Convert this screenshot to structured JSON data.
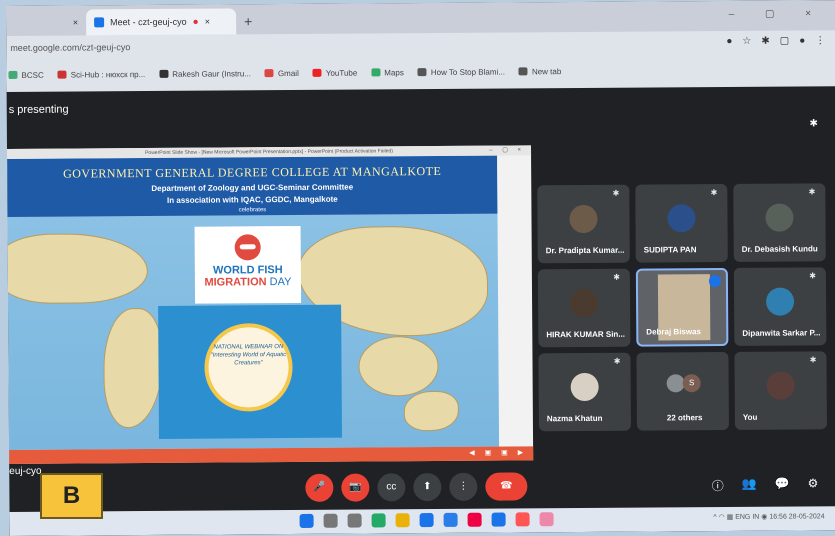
{
  "browser": {
    "tabs": [
      {
        "label": "",
        "close": "×"
      },
      {
        "label": "Meet - czt-geuj-cyo",
        "close": "×",
        "rec": "●"
      }
    ],
    "new_tab": "+",
    "window_controls": "–  ▢  ×",
    "url": "meet.google.com/czt-geuj-cyo",
    "addr_icons": [
      "●",
      "☆",
      "✱",
      "▢",
      "●",
      "⋮"
    ],
    "bookmarks": [
      {
        "label": "BCSC",
        "color": "#4a7"
      },
      {
        "label": "Sci-Hub : нюхск пр...",
        "color": "#c33"
      },
      {
        "label": "Rakesh Gaur (Instru...",
        "color": "#333"
      },
      {
        "label": "Gmail",
        "color": "#d44"
      },
      {
        "label": "YouTube",
        "color": "#e22"
      },
      {
        "label": "Maps",
        "color": "#3a6"
      },
      {
        "label": "How To Stop Blami...",
        "color": "#555"
      },
      {
        "label": "New tab",
        "color": "#555"
      }
    ]
  },
  "meet": {
    "presenting": "s presenting",
    "pin": "✱",
    "meeting_code": "euj-cyo",
    "controls": [
      "🎤",
      "📷",
      "cc",
      "⬆",
      "⋮",
      "☎"
    ],
    "right_controls": [
      "ⓘ",
      "👥",
      "💬",
      "⚙"
    ],
    "participants": [
      {
        "name": "Dr. Pradipta Kumar...",
        "pin": "✱"
      },
      {
        "name": "SUDIPTA PAN",
        "pin": "✱"
      },
      {
        "name": "Dr. Debasish Kundu",
        "pin": "✱"
      },
      {
        "name": "HIRAK KUMAR Sin...",
        "pin": "✱"
      },
      {
        "name": "Debraj Biswas",
        "pin": ""
      },
      {
        "name": "Dipanwita Sarkar P...",
        "pin": "✱"
      },
      {
        "name": "Nazma Khatun",
        "pin": "✱"
      },
      {
        "name": "22 others",
        "pin": ""
      },
      {
        "name": "You",
        "pin": "✱"
      }
    ],
    "others_initial": "S"
  },
  "slide": {
    "window_title": "PowerPoint Slide Show - [New Microsoft PowerPoint Presentation.pptx] - PowerPoint (Product Activation Failed)",
    "window_controls": "–  ▢  ×",
    "line1": "GOVERNMENT GENERAL DEGREE COLLEGE AT MANGALKOTE",
    "line2": "Department of Zoology and UGC-Seminar Committee",
    "line3": "In association with IQAC, GGDC, Mangalkote",
    "line4": "celebrates",
    "wfmd_line1": "WORLD FISH",
    "wfmd_line2": "MIGRATION",
    "wfmd_line2b": " DAY",
    "poster_text": "NATIONAL WEBINAR ON \"Interesting World of Aquatic Creatures\"",
    "bottom_controls": "◀ ▣ ▣ ▶"
  },
  "taskbar": {
    "icon_colors": [
      "#1a73e8",
      "#777",
      "#777",
      "#2a6",
      "#e8b20a",
      "#1a73e8",
      "#2b7de9",
      "#e04",
      "#1a73e8",
      "#f55",
      "#e8a"
    ],
    "tray": "^ ◠ ▦ ENG IN  ◉  16:56 28-05-2024"
  },
  "label": "B"
}
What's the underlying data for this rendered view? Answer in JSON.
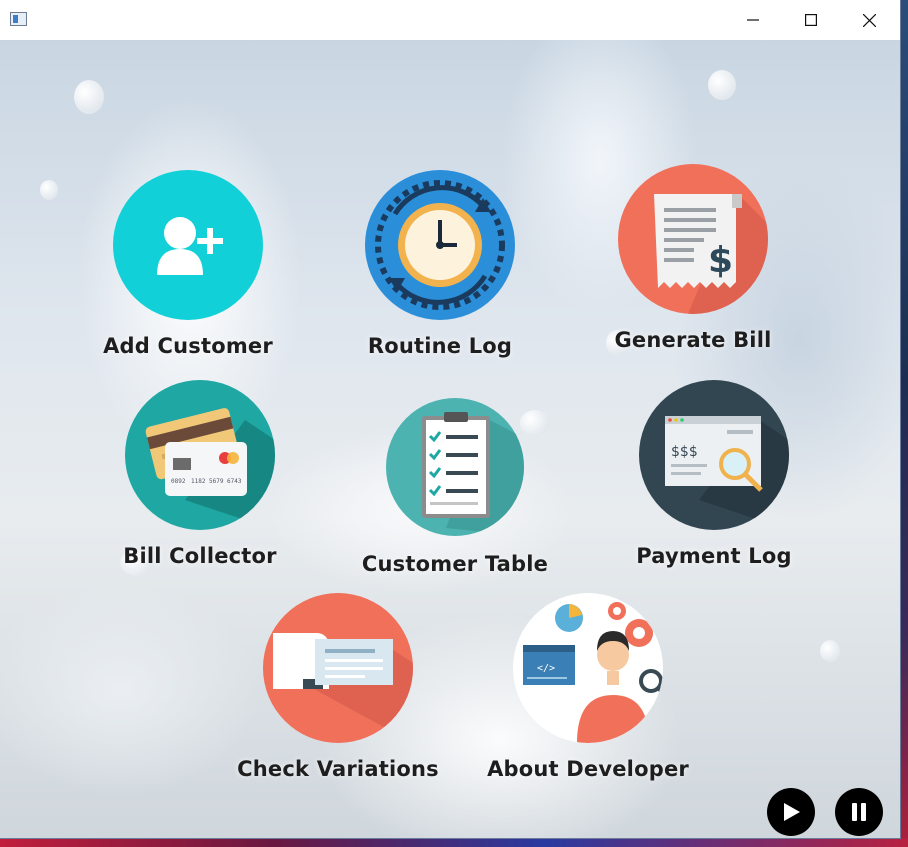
{
  "window": {
    "title": "",
    "controls": {
      "minimize": "minimize",
      "maximize": "maximize",
      "close": "close"
    }
  },
  "menu": {
    "tiles": [
      {
        "id": "add-customer",
        "label": "Add Customer",
        "icon": "add-user-icon",
        "color": "#12d0d8"
      },
      {
        "id": "routine-log",
        "label": "Routine Log",
        "icon": "clock-cycle-icon",
        "color": "#2a8fd8"
      },
      {
        "id": "generate-bill",
        "label": "Generate Bill",
        "icon": "receipt-dollar-icon",
        "color": "#f0705a"
      },
      {
        "id": "bill-collector",
        "label": "Bill Collector",
        "icon": "credit-card-icon",
        "color": "#1fa7a3"
      },
      {
        "id": "customer-table",
        "label": "Customer Table",
        "icon": "clipboard-checklist-icon",
        "color": "#4db3b0"
      },
      {
        "id": "payment-log",
        "label": "Payment Log",
        "icon": "browser-search-icon",
        "color": "#324652"
      },
      {
        "id": "check-variations",
        "label": "Check  Variations",
        "icon": "document-cards-icon",
        "color": "#f0705a"
      },
      {
        "id": "about-developer",
        "label": "About Developer",
        "icon": "developer-icon",
        "color": "#ffffff"
      }
    ],
    "card_numbers": [
      "0892",
      "1182",
      "5679",
      "6743"
    ],
    "price_text": "$$$",
    "dollar_sign": "$"
  },
  "media": {
    "play": "play",
    "pause": "pause"
  }
}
========================================================================
Repeat the lines above exactly, and keep every picture out.

Convert this screenshot to structured JSON data.
{
  "browser": {
    "tabs": [
      {
        "label": "",
        "close": "×"
      },
      {
        "label": "Meet - czt-geuj-cyo",
        "close": "×",
        "rec": "●"
      }
    ],
    "new_tab": "+",
    "window_controls": "–  ▢  ×",
    "url": "meet.google.com/czt-geuj-cyo",
    "addr_icons": [
      "●",
      "☆",
      "✱",
      "▢",
      "●",
      "⋮"
    ],
    "bookmarks": [
      {
        "label": "BCSC",
        "color": "#4a7"
      },
      {
        "label": "Sci-Hub : нюхск пр...",
        "color": "#c33"
      },
      {
        "label": "Rakesh Gaur (Instru...",
        "color": "#333"
      },
      {
        "label": "Gmail",
        "color": "#d44"
      },
      {
        "label": "YouTube",
        "color": "#e22"
      },
      {
        "label": "Maps",
        "color": "#3a6"
      },
      {
        "label": "How To Stop Blami...",
        "color": "#555"
      },
      {
        "label": "New tab",
        "color": "#555"
      }
    ]
  },
  "meet": {
    "presenting": "s presenting",
    "pin": "✱",
    "meeting_code": "euj-cyo",
    "controls": [
      "🎤",
      "📷",
      "cc",
      "⬆",
      "⋮",
      "☎"
    ],
    "right_controls": [
      "ⓘ",
      "👥",
      "💬",
      "⚙"
    ],
    "participants": [
      {
        "name": "Dr. Pradipta Kumar...",
        "pin": "✱"
      },
      {
        "name": "SUDIPTA PAN",
        "pin": "✱"
      },
      {
        "name": "Dr. Debasish Kundu",
        "pin": "✱"
      },
      {
        "name": "HIRAK KUMAR Sin...",
        "pin": "✱"
      },
      {
        "name": "Debraj Biswas",
        "pin": ""
      },
      {
        "name": "Dipanwita Sarkar P...",
        "pin": "✱"
      },
      {
        "name": "Nazma Khatun",
        "pin": "✱"
      },
      {
        "name": "22 others",
        "pin": ""
      },
      {
        "name": "You",
        "pin": "✱"
      }
    ],
    "others_initial": "S"
  },
  "slide": {
    "window_title": "PowerPoint Slide Show - [New Microsoft PowerPoint Presentation.pptx] - PowerPoint (Product Activation Failed)",
    "window_controls": "–  ▢  ×",
    "line1": "GOVERNMENT GENERAL DEGREE COLLEGE AT MANGALKOTE",
    "line2": "Department of Zoology and UGC-Seminar Committee",
    "line3": "In association with IQAC, GGDC, Mangalkote",
    "line4": "celebrates",
    "wfmd_line1": "WORLD FISH",
    "wfmd_line2": "MIGRATION",
    "wfmd_line2b": " DAY",
    "poster_text": "NATIONAL WEBINAR ON \"Interesting World of Aquatic Creatures\"",
    "bottom_controls": "◀ ▣ ▣ ▶"
  },
  "taskbar": {
    "icon_colors": [
      "#1a73e8",
      "#777",
      "#777",
      "#2a6",
      "#e8b20a",
      "#1a73e8",
      "#2b7de9",
      "#e04",
      "#1a73e8",
      "#f55",
      "#e8a"
    ],
    "tray": "^ ◠ ▦ ENG IN  ◉  16:56 28-05-2024"
  },
  "label": "B"
}
What's the underlying data for this rendered view? Answer in JSON.
{
  "window": {
    "title": "",
    "controls": {
      "minimize": "minimize",
      "maximize": "maximize",
      "close": "close"
    }
  },
  "menu": {
    "tiles": [
      {
        "id": "add-customer",
        "label": "Add Customer",
        "icon": "add-user-icon",
        "color": "#12d0d8"
      },
      {
        "id": "routine-log",
        "label": "Routine Log",
        "icon": "clock-cycle-icon",
        "color": "#2a8fd8"
      },
      {
        "id": "generate-bill",
        "label": "Generate Bill",
        "icon": "receipt-dollar-icon",
        "color": "#f0705a"
      },
      {
        "id": "bill-collector",
        "label": "Bill Collector",
        "icon": "credit-card-icon",
        "color": "#1fa7a3"
      },
      {
        "id": "customer-table",
        "label": "Customer Table",
        "icon": "clipboard-checklist-icon",
        "color": "#4db3b0"
      },
      {
        "id": "payment-log",
        "label": "Payment Log",
        "icon": "browser-search-icon",
        "color": "#324652"
      },
      {
        "id": "check-variations",
        "label": "Check  Variations",
        "icon": "document-cards-icon",
        "color": "#f0705a"
      },
      {
        "id": "about-developer",
        "label": "About Developer",
        "icon": "developer-icon",
        "color": "#ffffff"
      }
    ],
    "card_numbers": [
      "0892",
      "1182",
      "5679",
      "6743"
    ],
    "price_text": "$$$",
    "dollar_sign": "$"
  },
  "media": {
    "play": "play",
    "pause": "pause"
  }
}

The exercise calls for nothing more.